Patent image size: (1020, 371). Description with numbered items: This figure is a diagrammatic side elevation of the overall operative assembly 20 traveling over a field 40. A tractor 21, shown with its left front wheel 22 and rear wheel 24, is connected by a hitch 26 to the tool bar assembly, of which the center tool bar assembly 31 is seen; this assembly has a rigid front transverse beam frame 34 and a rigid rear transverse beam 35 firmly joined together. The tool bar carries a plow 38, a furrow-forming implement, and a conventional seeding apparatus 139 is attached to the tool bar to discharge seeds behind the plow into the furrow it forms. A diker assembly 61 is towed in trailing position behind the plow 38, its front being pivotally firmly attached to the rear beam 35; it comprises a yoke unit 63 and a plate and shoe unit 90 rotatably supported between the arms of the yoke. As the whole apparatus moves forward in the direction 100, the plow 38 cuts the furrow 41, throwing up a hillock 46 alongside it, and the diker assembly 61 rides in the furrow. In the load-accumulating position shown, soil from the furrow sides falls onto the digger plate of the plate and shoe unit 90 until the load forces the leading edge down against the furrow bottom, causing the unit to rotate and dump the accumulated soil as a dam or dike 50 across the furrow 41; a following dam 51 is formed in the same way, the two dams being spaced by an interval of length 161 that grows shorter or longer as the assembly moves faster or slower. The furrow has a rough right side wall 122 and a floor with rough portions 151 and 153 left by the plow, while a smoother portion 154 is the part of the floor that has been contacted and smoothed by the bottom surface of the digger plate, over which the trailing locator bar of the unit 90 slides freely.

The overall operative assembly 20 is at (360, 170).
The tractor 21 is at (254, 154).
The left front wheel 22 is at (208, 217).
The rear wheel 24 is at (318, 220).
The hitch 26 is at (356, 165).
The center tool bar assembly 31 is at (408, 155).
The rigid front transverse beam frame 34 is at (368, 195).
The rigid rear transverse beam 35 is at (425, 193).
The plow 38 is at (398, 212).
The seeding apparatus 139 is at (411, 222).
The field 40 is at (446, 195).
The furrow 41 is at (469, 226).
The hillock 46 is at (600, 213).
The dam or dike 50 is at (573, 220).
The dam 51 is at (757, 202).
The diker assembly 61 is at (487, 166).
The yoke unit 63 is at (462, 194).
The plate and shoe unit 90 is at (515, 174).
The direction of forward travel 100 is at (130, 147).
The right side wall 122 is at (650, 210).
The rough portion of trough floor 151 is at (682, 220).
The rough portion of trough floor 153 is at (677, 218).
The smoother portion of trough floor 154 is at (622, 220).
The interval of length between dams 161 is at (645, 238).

**Task requirements**
Give the part of the listing from its first line through the line containing "The plow 38 is at (398, 212)." as a numbered list, with both ends included and blank lines omitted.

**Answer to the exercise**
1. Patent image size: (1020, 371). Description with numbered items: This figure is a diagrammatic side elevation of the overall operative assembly 20 traveling over a field 40. A tractor 21, shown with its left front wheel 22 and rear wheel 24, is connected by a hitch 26 to the tool bar assembly, of which the center tool bar assembly 31 is seen; this assembly has a rigid front transverse beam frame 34 and a rigid rear transverse beam 35 firmly joined together. The tool bar carries a plow 38, a furrow-forming implement, and a conventional seeding apparatus 139 is attached to the tool bar to discharge seeds behind the plow into the furrow it forms. A diker assembly 61 is towed in trailing position behind the plow 38, its front being pivotally firmly attached to the rear beam 35; it comprises a yoke unit 63 and a plate and shoe unit 90 rotatably supported between the arms of the yoke. As the whole apparatus moves forward in the direction 100, the plow 38 cuts the furrow 41, throwing up a hillock 46 alongside it, and the diker assembly 61 rides in the furrow. In the load-accumulating position shown, soil from the furrow sides falls onto the digger plate of the plate and shoe unit 90 until the load forces the leading edge down against the furrow bottom, causing the unit to rotate and dump the accumulated soil as a dam or dike 50 across the furrow 41; a following dam 51 is formed in the same way, the two dams being spaced by an interval of length 161 that grows shorter or longer as the assembly moves faster or slower. The furrow has a rough right side wall 122 and a floor with rough portions 151 and 153 left by the plow, while a smoother portion 154 is the part of the floor that has been contacted and smoothed by the bottom surface of the digger plate, over which the trailing locator bar of the unit 90 slides freely.
2. The overall operative assembly 20 is at (360, 170).
3. The tractor 21 is at (254, 154).
4. The left front wheel 22 is at (208, 217).
5. The rear wheel 24 is at (318, 220).
6. The hitch 26 is at (356, 165).
7. The center tool bar assembly 31 is at (408, 155).
8. The rigid front transverse beam frame 34 is at (368, 195).
9. The rigid rear transverse beam 35 is at (425, 193).
10. The plow 38 is at (398, 212).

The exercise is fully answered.